§ Dataset
# # #

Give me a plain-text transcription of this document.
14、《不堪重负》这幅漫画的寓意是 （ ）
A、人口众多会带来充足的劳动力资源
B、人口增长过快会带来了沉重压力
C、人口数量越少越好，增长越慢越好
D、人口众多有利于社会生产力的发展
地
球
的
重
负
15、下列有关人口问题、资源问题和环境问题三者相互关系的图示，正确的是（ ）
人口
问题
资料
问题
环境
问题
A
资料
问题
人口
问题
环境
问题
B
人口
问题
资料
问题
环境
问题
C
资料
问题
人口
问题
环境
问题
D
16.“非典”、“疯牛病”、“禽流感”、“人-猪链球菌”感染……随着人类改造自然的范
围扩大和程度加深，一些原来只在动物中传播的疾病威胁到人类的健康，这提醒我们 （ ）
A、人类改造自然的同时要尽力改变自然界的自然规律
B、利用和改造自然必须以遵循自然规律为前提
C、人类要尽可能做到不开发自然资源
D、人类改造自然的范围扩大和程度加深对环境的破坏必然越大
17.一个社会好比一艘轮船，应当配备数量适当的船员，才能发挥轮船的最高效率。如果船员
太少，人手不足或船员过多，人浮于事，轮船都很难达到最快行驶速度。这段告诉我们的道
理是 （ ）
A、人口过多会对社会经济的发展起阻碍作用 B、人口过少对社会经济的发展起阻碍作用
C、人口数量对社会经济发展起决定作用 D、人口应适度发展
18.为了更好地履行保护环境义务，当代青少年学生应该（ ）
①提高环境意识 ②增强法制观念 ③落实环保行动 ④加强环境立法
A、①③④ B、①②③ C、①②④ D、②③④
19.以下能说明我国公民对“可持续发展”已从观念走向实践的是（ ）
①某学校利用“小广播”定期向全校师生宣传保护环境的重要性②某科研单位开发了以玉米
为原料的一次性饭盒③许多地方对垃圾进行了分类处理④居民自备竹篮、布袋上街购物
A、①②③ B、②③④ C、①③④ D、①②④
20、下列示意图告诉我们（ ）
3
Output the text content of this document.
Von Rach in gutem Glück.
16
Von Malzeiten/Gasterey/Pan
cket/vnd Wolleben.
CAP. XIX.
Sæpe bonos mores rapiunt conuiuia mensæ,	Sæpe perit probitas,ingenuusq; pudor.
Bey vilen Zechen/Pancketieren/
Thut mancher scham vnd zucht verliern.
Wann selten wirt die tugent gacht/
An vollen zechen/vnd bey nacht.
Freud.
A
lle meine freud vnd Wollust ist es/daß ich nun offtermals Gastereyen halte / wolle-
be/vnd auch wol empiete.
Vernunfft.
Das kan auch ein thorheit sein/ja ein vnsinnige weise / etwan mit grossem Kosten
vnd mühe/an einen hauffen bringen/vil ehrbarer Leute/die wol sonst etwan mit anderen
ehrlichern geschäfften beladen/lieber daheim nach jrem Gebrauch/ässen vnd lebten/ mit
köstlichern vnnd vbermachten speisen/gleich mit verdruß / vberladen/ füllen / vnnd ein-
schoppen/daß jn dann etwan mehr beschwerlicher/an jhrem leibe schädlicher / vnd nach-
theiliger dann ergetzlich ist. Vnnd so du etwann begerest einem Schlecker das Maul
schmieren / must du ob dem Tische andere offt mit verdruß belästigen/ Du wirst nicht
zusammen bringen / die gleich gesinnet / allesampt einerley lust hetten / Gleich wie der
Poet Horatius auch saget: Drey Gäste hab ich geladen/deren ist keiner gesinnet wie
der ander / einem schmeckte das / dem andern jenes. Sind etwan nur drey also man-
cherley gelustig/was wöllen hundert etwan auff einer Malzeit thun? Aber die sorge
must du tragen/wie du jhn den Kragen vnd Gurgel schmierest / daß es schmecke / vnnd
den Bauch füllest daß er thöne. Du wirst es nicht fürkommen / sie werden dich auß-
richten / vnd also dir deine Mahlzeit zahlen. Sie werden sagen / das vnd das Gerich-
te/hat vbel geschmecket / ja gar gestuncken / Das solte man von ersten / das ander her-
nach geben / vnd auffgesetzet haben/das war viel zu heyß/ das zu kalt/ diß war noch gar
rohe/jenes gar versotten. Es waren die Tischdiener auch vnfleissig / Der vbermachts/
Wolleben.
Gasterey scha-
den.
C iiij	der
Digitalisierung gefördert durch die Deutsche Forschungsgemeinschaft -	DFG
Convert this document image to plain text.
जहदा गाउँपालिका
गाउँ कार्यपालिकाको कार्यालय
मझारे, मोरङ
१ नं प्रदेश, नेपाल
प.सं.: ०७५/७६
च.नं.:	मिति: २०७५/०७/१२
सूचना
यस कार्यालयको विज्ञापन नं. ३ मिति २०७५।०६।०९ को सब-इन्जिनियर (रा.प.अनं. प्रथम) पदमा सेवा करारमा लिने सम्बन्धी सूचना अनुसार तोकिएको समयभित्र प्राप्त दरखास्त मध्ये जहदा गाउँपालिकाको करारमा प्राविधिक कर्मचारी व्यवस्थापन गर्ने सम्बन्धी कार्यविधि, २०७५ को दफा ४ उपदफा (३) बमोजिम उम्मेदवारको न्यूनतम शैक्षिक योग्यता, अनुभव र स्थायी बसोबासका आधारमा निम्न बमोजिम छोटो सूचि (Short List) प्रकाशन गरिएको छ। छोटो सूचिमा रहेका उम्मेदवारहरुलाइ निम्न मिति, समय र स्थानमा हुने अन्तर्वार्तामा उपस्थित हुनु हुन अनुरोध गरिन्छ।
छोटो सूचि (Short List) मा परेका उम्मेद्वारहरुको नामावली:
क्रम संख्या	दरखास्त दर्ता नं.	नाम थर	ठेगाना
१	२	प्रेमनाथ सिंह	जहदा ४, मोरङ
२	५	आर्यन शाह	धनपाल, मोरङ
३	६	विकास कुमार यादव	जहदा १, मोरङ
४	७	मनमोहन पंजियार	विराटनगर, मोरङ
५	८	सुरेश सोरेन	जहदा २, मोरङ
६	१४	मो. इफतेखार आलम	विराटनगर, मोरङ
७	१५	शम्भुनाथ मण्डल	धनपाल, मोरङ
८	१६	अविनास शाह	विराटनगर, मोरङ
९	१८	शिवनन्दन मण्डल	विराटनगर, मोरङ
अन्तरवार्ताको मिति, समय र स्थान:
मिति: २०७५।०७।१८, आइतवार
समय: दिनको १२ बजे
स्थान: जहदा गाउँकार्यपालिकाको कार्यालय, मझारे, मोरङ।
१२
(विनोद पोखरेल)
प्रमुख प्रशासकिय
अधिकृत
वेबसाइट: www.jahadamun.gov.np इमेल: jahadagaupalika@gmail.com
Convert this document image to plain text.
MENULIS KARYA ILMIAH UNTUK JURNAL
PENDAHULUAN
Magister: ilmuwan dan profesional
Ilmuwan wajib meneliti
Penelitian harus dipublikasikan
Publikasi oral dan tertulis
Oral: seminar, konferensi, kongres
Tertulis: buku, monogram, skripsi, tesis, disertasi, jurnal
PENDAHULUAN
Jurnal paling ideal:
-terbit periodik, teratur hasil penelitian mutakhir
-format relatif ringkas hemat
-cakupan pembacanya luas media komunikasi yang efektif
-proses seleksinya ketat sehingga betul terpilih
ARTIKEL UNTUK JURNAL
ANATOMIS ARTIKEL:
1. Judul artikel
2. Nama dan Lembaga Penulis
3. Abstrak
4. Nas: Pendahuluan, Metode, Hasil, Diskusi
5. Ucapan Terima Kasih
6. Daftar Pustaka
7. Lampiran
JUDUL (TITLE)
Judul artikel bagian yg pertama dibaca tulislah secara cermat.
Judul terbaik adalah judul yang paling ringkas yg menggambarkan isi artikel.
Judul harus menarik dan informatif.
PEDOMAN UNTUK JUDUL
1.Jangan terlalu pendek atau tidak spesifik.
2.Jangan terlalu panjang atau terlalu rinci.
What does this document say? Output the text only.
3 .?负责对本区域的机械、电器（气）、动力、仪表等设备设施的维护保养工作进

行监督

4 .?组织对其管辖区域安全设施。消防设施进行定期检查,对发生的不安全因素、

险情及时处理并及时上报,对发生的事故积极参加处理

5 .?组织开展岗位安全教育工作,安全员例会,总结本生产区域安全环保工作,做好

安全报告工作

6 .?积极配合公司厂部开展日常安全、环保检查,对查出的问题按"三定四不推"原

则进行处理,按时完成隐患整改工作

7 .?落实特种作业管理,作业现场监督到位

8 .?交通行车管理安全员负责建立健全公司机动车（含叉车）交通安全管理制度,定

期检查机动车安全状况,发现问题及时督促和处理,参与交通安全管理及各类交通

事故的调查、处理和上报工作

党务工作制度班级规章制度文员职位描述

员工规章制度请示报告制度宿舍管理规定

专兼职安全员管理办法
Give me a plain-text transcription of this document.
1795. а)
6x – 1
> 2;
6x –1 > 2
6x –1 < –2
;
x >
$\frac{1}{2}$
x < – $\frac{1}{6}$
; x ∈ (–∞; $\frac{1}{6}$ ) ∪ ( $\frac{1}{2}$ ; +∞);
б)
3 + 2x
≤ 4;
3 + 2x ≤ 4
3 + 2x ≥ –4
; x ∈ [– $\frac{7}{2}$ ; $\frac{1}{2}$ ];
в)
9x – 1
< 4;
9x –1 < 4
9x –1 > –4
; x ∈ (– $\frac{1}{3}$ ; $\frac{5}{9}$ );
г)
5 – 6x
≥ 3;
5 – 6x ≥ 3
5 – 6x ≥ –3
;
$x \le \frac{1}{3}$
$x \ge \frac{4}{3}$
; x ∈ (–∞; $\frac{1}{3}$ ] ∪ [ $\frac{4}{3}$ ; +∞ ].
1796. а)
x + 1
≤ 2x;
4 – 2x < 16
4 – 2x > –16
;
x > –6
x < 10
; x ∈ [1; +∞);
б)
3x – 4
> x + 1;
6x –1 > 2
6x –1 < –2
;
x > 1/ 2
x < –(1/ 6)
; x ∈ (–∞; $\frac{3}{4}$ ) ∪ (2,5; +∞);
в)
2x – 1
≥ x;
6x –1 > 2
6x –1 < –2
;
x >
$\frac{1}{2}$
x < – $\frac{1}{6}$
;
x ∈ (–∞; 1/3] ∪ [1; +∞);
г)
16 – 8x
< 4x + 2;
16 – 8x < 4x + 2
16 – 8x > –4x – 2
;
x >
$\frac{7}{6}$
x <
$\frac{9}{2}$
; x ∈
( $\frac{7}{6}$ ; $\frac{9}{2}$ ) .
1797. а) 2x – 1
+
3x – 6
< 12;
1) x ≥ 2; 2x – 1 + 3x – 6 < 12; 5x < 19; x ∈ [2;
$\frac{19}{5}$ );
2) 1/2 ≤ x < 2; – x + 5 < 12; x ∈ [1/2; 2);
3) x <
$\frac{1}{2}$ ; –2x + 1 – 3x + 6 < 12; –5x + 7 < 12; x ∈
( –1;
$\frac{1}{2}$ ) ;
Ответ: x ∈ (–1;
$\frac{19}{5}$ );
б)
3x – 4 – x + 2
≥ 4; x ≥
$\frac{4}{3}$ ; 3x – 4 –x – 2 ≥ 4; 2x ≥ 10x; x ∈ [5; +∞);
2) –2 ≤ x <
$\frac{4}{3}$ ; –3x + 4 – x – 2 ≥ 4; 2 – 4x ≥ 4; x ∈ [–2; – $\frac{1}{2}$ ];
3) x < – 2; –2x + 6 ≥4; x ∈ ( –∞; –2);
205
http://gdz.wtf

# # #

§ Stated problem
Copy whichever lines in the listing above contain the word "टनगर".

§ Exercise output
४	७	मनमोहन पंजियार	विराटनगर, मोरङ
६	१४	मो. इफतेखार आलम	विराटनगर, मोरङ
८	१६	अविनास शाह	विराटनगर, मोरङ
९	१८	शिवनन्दन मण्डल	विराटनगर, मोरङ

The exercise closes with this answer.